__Document text__.

The new feature announced today is called Active Custom Translation, and it enables users to generate customized translation output on the fly with parallel data, without needing to build specific models first.

In a blog post, Watson G. Srivathsan, a senior product manager for Amazon Translate, and Xingyao Wang, a software development engineer, said Active Custom Translation works in a similar way to professional human translators. They use examples of previous translations to customize their interpretations for customers.

Srivathsan and Wang said Active Custom Translation can be used to select a preferred translation in Spanish for the phrase, “How are you?” for example. Users can instruct Amazon Translate to translate the phrase into the more informal “¿Cómo estás?” or the more correct “¿Cómo está usted?” according to their preference.

To customize the translations, users simply provide translation examples in a TMX, TSV or CSV format to create the parallel data set. Amazon Translate will then use this data as an example for whatever batch translation job is being run. So if the parallel data shows “How are you?” being translated as “¿Cómo estás?” that’s the output users will see.

__Job 1__.
In the Amazon Translate passage, rewrite the part from "The new feature" up to and including "interpretations for customers.", swapping "Active Custom Translation" for "Dynamic Custom Translation".
__Job 2__.
Which file formats does the Amazon Translate passage say users can provide translation examples in?
__Job 3__.
Carry on the Amazon Translate passage from its last sentence.

__Raw data__.
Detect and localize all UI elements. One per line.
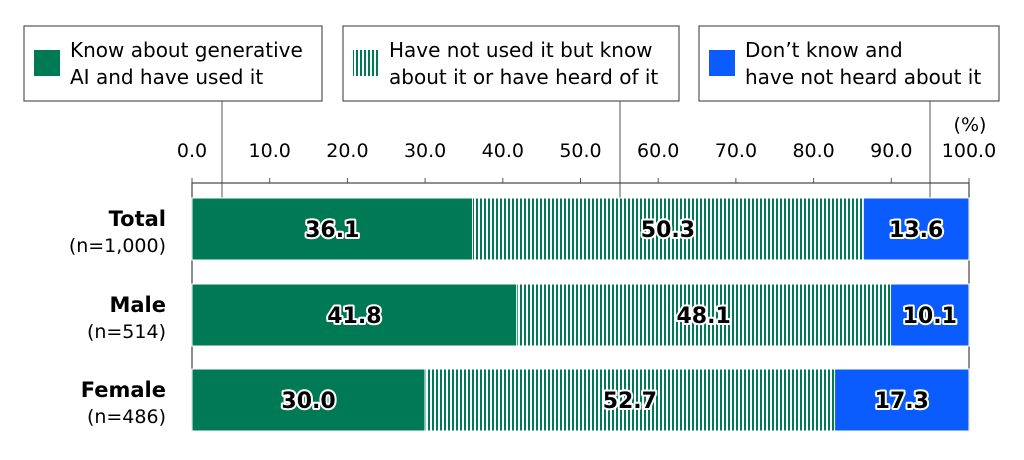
- category-n: (n=486): [87, 406, 166, 428]
- category-name: Male: [109, 293, 166, 317]
- legend-box: [698, 25, 1000, 102]
- bar-value-label: 36.1: [305, 218, 359, 243]
- x-tick-label: 0.0: [177, 140, 207, 162]
- bar-value-label: 13.6: [889, 218, 943, 243]
- legend-swatch: [353, 50, 379, 76]
- bar-value-label: 17.3: [875, 389, 929, 414]
- x-tick-label: 40.0: [482, 140, 524, 162]
- legend-label: about it or have heard of it: [389, 65, 658, 89]
- x-tick-label: 50.0: [559, 140, 601, 162]
- bar-segment: [862, 197, 970, 261]
- legend-swatch: [34, 50, 60, 76]
- bar-segment: [191, 197, 473, 261]
- bar-value-label: 50.3: [641, 218, 695, 243]
- x-tick-label: 20.0: [326, 140, 368, 162]
- bar-row-female: Female (n=486) 30.0 52.7 17.3: [81, 368, 970, 432]
- bar-segment: [424, 368, 836, 432]
- legend-label: have not heard about it: [745, 65, 981, 89]
- x-tick-label: 100.0: [942, 140, 996, 162]
- category-name: Total: [109, 207, 166, 231]
- x-tick-label: 30.0: [404, 140, 446, 162]
- x-tick-label: 80.0: [792, 140, 834, 162]
- legend-label: Have not used it but know: [389, 38, 653, 62]
- legend-label: AI and have used it: [70, 65, 263, 89]
- bar-value-label: 48.1: [677, 304, 731, 329]
- legend-item-1: Know about generative AI and have used it: [23, 25, 323, 207]
- bar-value-label: 30.0: [281, 389, 335, 414]
- bar-segment: [191, 283, 518, 347]
- axis-unit-label: (%): [954, 114, 987, 136]
- x-tick-label: 60.0: [637, 140, 679, 162]
- bar-value-label: 52.7: [603, 389, 657, 414]
- bar-row-male: Male (n=514) 41.8 48.1 10.1: [87, 283, 970, 347]
- x-tick-label: 90.0: [870, 140, 912, 162]
- legend-box: [342, 25, 680, 102]
- bar-row-total: Total (n=1,000) 36.1 50.3 13.6: [69, 197, 970, 261]
- x-tick-label: 70.0: [715, 140, 757, 162]
- category-name: Female: [81, 378, 166, 402]
- legend-label: Know about generative: [70, 38, 303, 62]
- bar-segment: [834, 368, 970, 432]
- legend-box: [23, 25, 323, 102]
- bar-value-label: 41.8: [327, 304, 381, 329]
- bar-segment: [890, 283, 970, 347]
- legend-label: Don’t know and: [745, 38, 903, 62]
- legend-swatch: [709, 50, 735, 76]
- category-n: (n=1,000): [69, 235, 166, 257]
- bar-value-label: 10.1: [903, 304, 957, 329]
- bar-segment: [516, 283, 892, 347]
- category-n: (n=514): [87, 321, 166, 343]
- bar-segment: [471, 197, 864, 261]
- legend-item-3: Don’t know and have not heard about it: [698, 25, 1000, 207]
- legend-item-2: Have not used it but know about it or hav…: [342, 25, 680, 207]
- x-tick-label: 10.0: [249, 140, 291, 162]
- bar-segment: [191, 368, 426, 432]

__Response 1__.
The new feature announced today is called Dynamic Custom Translation, and it enables users to generate customized translation output on the fly with parallel data, without needing to build specific models first.

In a blog post, Watson G. Srivathsan, a senior product manager for Amazon Translate, and Xingyao Wang, a software development engineer, said Dynamic Custom Translation works in a similar way to professional human translators. They use examples of previous translations to customize their interpretations for customers.

__Response 2__.
TMX, TSV, CSV

__Response 3__.
Previously, generating customized translations was an arduous task that involved building specific-purpose translation engines that require lots of data. And once deployed, those engines need to be maintained through frequent updates, making it all very expensive, Srivathsan and Wang said.

With Amazon Translate Active Custom Translation, users no longer have to build any additional models, and it’s entirely free to use too, with users simply being charged for the number of words they translate, as before. Users can also update their parallel data as often as they like, at no additional charge.

Constellation Research Inc. analyst Holger Mueller said Amazon appears to be making progress on the machine translation front. “This is one of the hottest areas in AI, and it will have massive implications on how we use our devices, because speech is the new user interface,” he said.

Active Custom Translation is available now for all Amazon Translate customers.